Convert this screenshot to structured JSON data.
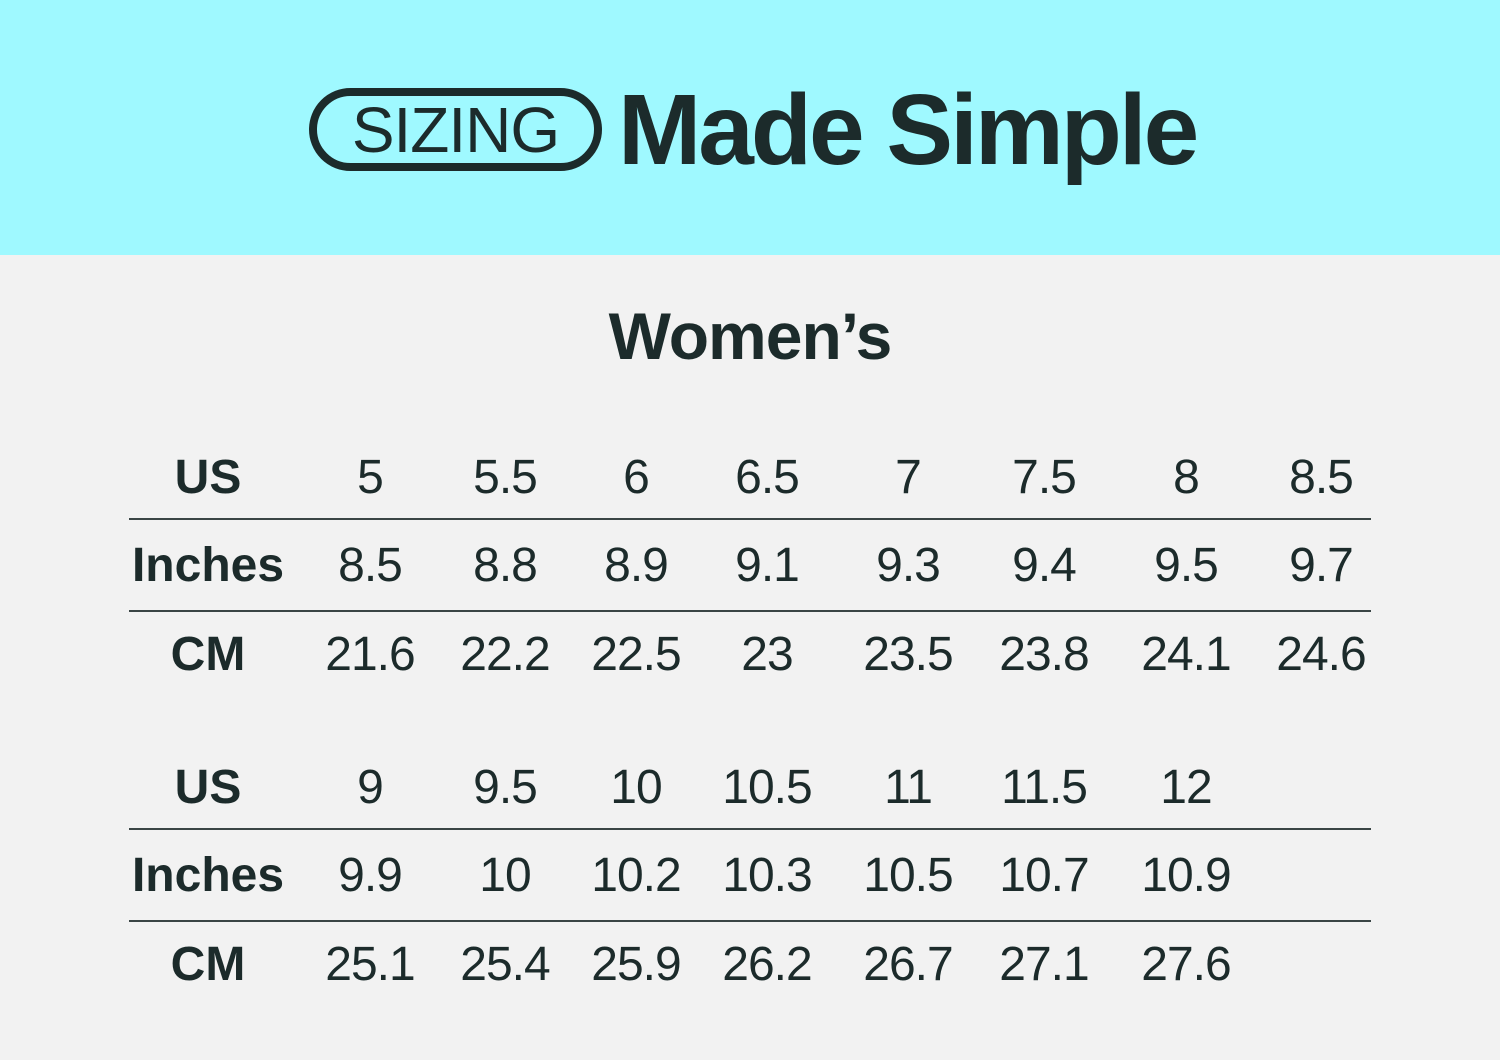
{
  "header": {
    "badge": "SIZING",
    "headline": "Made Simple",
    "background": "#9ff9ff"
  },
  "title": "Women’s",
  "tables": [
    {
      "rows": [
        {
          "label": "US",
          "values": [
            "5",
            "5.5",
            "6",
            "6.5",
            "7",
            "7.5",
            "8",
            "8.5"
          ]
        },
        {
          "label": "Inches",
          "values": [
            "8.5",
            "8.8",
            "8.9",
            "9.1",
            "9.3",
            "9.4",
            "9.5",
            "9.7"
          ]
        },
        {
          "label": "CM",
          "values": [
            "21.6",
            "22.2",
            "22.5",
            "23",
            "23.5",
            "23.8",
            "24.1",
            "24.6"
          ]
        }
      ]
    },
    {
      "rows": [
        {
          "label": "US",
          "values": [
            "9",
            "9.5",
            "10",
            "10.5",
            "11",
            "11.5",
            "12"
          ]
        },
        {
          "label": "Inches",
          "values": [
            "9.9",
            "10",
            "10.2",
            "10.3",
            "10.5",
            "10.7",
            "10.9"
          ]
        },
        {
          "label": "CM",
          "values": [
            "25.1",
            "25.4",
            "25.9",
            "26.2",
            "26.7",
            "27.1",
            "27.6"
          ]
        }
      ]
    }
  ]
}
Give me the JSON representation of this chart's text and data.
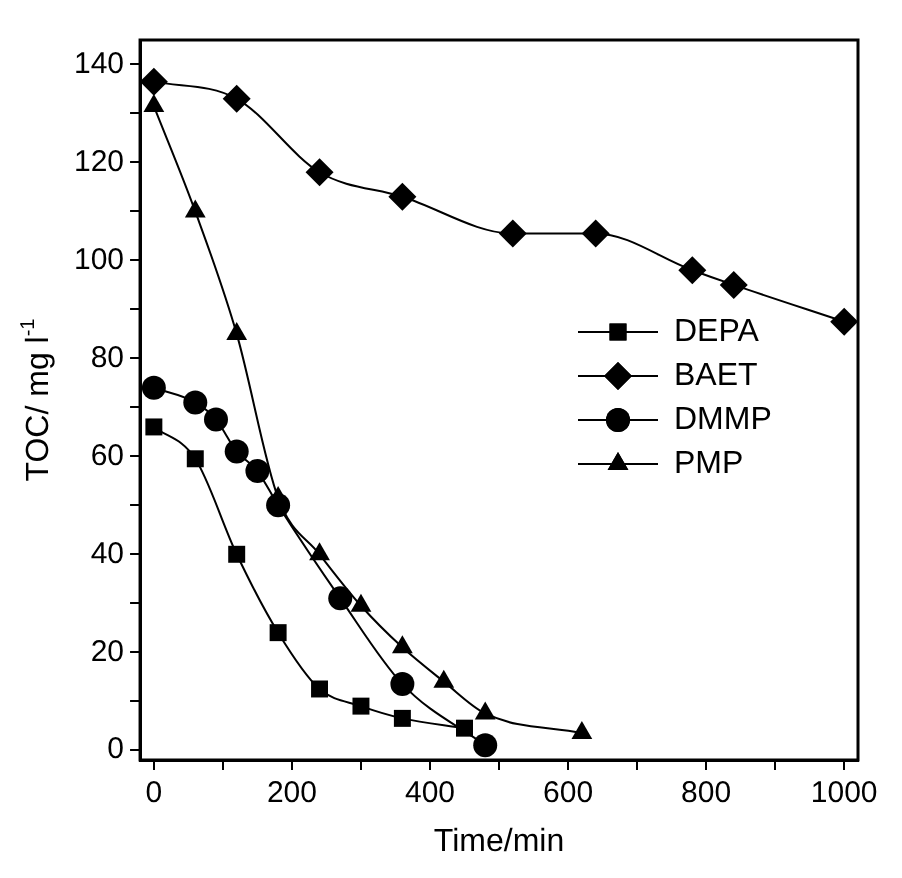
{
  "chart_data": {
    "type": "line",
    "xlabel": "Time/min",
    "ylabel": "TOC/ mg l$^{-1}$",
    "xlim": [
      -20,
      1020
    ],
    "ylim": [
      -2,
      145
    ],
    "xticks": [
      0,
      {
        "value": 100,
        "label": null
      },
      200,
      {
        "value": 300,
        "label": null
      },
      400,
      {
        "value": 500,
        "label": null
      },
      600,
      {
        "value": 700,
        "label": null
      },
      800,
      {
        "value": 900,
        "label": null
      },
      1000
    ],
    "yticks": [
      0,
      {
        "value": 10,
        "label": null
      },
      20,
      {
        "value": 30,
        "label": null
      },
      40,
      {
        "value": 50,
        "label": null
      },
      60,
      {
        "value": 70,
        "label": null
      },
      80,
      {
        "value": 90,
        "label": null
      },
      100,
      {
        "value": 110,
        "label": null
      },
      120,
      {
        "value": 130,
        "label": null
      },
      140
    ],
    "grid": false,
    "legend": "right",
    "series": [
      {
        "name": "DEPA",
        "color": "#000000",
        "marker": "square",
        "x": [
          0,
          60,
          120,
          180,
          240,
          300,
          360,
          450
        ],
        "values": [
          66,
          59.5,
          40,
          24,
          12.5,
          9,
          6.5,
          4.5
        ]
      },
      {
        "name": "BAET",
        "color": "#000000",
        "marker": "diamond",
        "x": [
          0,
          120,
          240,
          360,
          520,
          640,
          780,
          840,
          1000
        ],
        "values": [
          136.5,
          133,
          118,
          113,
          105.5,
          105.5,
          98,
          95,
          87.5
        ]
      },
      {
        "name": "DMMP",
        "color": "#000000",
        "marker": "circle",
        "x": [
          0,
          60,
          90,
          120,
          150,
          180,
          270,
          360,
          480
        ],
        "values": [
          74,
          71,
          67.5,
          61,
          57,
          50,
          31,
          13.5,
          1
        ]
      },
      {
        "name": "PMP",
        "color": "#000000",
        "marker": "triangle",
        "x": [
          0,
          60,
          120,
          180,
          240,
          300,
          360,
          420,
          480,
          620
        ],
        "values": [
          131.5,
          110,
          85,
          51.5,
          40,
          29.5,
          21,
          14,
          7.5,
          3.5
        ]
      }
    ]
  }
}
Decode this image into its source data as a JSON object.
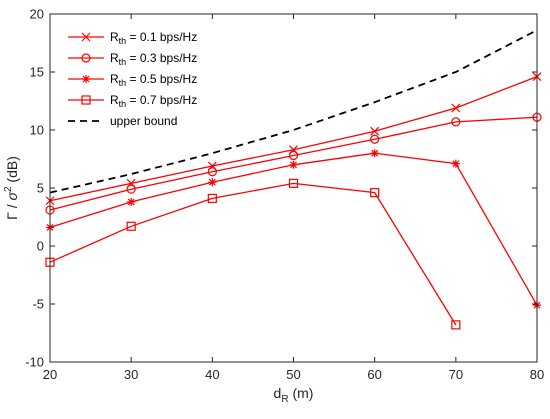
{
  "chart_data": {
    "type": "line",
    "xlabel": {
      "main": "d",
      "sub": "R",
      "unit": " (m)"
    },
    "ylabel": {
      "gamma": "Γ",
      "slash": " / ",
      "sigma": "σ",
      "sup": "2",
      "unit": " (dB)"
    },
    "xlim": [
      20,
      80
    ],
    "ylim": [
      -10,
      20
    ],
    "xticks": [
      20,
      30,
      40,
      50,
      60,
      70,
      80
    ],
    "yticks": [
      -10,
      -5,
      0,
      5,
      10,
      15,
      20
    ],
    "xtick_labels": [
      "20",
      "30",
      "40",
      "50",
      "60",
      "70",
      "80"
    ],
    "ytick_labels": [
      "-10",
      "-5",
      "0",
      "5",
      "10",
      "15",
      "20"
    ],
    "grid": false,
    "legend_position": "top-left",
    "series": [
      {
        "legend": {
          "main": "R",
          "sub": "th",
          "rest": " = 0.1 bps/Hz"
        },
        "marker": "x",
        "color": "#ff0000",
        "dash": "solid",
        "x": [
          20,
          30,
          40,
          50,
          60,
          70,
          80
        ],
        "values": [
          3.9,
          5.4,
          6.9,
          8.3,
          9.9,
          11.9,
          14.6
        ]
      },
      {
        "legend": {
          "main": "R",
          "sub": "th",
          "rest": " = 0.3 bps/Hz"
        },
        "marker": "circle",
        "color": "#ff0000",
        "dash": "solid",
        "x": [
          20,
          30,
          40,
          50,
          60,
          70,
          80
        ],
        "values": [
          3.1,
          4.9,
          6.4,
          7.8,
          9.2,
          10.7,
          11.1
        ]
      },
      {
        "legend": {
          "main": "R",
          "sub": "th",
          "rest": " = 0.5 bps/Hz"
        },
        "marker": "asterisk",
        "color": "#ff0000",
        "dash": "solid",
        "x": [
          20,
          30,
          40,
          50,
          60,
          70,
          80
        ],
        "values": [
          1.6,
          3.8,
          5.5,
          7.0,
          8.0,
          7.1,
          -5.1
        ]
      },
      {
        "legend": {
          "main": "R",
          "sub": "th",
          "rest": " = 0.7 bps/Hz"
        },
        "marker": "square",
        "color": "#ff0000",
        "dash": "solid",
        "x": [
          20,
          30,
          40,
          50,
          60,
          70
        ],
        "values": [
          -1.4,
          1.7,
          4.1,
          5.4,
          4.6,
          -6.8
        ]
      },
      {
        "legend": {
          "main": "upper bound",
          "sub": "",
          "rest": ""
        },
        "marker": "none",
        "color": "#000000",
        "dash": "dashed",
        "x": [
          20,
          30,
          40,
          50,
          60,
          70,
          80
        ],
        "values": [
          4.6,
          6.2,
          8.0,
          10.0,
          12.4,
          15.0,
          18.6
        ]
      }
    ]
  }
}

###

Reproduce the records, all of them, word for word; omit the pictures.

FULL RESPONSE:
Convert this screenshot to structured JSON data.
{
  "header": {
    "badge": "SIZING",
    "headline": "Made Simple",
    "background": "#9ff9ff"
  },
  "title": "Women’s",
  "tables": [
    {
      "rows": [
        {
          "label": "US",
          "values": [
            "5",
            "5.5",
            "6",
            "6.5",
            "7",
            "7.5",
            "8",
            "8.5"
          ]
        },
        {
          "label": "Inches",
          "values": [
            "8.5",
            "8.8",
            "8.9",
            "9.1",
            "9.3",
            "9.4",
            "9.5",
            "9.7"
          ]
        },
        {
          "label": "CM",
          "values": [
            "21.6",
            "22.2",
            "22.5",
            "23",
            "23.5",
            "23.8",
            "24.1",
            "24.6"
          ]
        }
      ]
    },
    {
      "rows": [
        {
          "label": "US",
          "values": [
            "9",
            "9.5",
            "10",
            "10.5",
            "11",
            "11.5",
            "12"
          ]
        },
        {
          "label": "Inches",
          "values": [
            "9.9",
            "10",
            "10.2",
            "10.3",
            "10.5",
            "10.7",
            "10.9"
          ]
        },
        {
          "label": "CM",
          "values": [
            "25.1",
            "25.4",
            "25.9",
            "26.2",
            "26.7",
            "27.1",
            "27.6"
          ]
        }
      ]
    }
  ]
}
Give me the JSON representation of this chart's text and data.
{
  "chart_data": {
    "type": "line",
    "xlabel": "Time/min",
    "ylabel": "TOC/ mg l$^{-1}$",
    "xlim": [
      -20,
      1020
    ],
    "ylim": [
      -2,
      145
    ],
    "xticks": [
      0,
      {
        "value": 100,
        "label": null
      },
      200,
      {
        "value": 300,
        "label": null
      },
      400,
      {
        "value": 500,
        "label": null
      },
      600,
      {
        "value": 700,
        "label": null
      },
      800,
      {
        "value": 900,
        "label": null
      },
      1000
    ],
    "yticks": [
      0,
      {
        "value": 10,
        "label": null
      },
      20,
      {
        "value": 30,
        "label": null
      },
      40,
      {
        "value": 50,
        "label": null
      },
      60,
      {
        "value": 70,
        "label": null
      },
      80,
      {
        "value": 90,
        "label": null
      },
      100,
      {
        "value": 110,
        "label": null
      },
      120,
      {
        "value": 130,
        "label": null
      },
      140
    ],
    "grid": false,
    "legend": "right",
    "series": [
      {
        "name": "DEPA",
        "color": "#000000",
        "marker": "square",
        "x": [
          0,
          60,
          120,
          180,
          240,
          300,
          360,
          450
        ],
        "values": [
          66,
          59.5,
          40,
          24,
          12.5,
          9,
          6.5,
          4.5
        ]
      },
      {
        "name": "BAET",
        "color": "#000000",
        "marker": "diamond",
        "x": [
          0,
          120,
          240,
          360,
          520,
          640,
          780,
          840,
          1000
        ],
        "values": [
          136.5,
          133,
          118,
          113,
          105.5,
          105.5,
          98,
          95,
          87.5
        ]
      },
      {
        "name": "DMMP",
        "color": "#000000",
        "marker": "circle",
        "x": [
          0,
          60,
          90,
          120,
          150,
          180,
          270,
          360,
          480
        ],
        "values": [
          74,
          71,
          67.5,
          61,
          57,
          50,
          31,
          13.5,
          1
        ]
      },
      {
        "name": "PMP",
        "color": "#000000",
        "marker": "triangle",
        "x": [
          0,
          60,
          120,
          180,
          240,
          300,
          360,
          420,
          480,
          620
        ],
        "values": [
          131.5,
          110,
          85,
          51.5,
          40,
          29.5,
          21,
          14,
          7.5,
          3.5
        ]
      }
    ]
  }
}
Decode this image into its source data as a JSON object.
{
  "chart_data": {
    "type": "line",
    "xlabel": {
      "main": "d",
      "sub": "R",
      "unit": " (m)"
    },
    "ylabel": {
      "gamma": "Γ",
      "slash": " / ",
      "sigma": "σ",
      "sup": "2",
      "unit": " (dB)"
    },
    "xlim": [
      20,
      80
    ],
    "ylim": [
      -10,
      20
    ],
    "xticks": [
      20,
      30,
      40,
      50,
      60,
      70,
      80
    ],
    "yticks": [
      -10,
      -5,
      0,
      5,
      10,
      15,
      20
    ],
    "xtick_labels": [
      "20",
      "30",
      "40",
      "50",
      "60",
      "70",
      "80"
    ],
    "ytick_labels": [
      "-10",
      "-5",
      "0",
      "5",
      "10",
      "15",
      "20"
    ],
    "grid": false,
    "legend_position": "top-left",
    "series": [
      {
        "legend": {
          "main": "R",
          "sub": "th",
          "rest": " = 0.1 bps/Hz"
        },
        "marker": "x",
        "color": "#ff0000",
        "dash": "solid",
        "x": [
          20,
          30,
          40,
          50,
          60,
          70,
          80
        ],
        "values": [
          3.9,
          5.4,
          6.9,
          8.3,
          9.9,
          11.9,
          14.6
        ]
      },
      {
        "legend": {
          "main": "R",
          "sub": "th",
          "rest": " = 0.3 bps/Hz"
        },
        "marker": "circle",
        "color": "#ff0000",
        "dash": "solid",
        "x": [
          20,
          30,
          40,
          50,
          60,
          70,
          80
        ],
        "values": [
          3.1,
          4.9,
          6.4,
          7.8,
          9.2,
          10.7,
          11.1
        ]
      },
      {
        "legend": {
          "main": "R",
          "sub": "th",
          "rest": " = 0.5 bps/Hz"
        },
        "marker": "asterisk",
        "color": "#ff0000",
        "dash": "solid",
        "x": [
          20,
          30,
          40,
          50,
          60,
          70,
          80
        ],
        "values": [
          1.6,
          3.8,
          5.5,
          7.0,
          8.0,
          7.1,
          -5.1
        ]
      },
      {
        "legend": {
          "main": "R",
          "sub": "th",
          "rest": " = 0.7 bps/Hz"
        },
        "marker": "square",
        "color": "#ff0000",
        "dash": "solid",
        "x": [
          20,
          30,
          40,
          50,
          60,
          70
        ],
        "values": [
          -1.4,
          1.7,
          4.1,
          5.4,
          4.6,
          -6.8
        ]
      },
      {
        "legend": {
          "main": "upper bound",
          "sub": "",
          "rest": ""
        },
        "marker": "none",
        "color": "#000000",
        "dash": "dashed",
        "x": [
          20,
          30,
          40,
          50,
          60,
          70,
          80
        ],
        "values": [
          4.6,
          6.2,
          8.0,
          10.0,
          12.4,
          15.0,
          18.6
        ]
      }
    ]
  }
}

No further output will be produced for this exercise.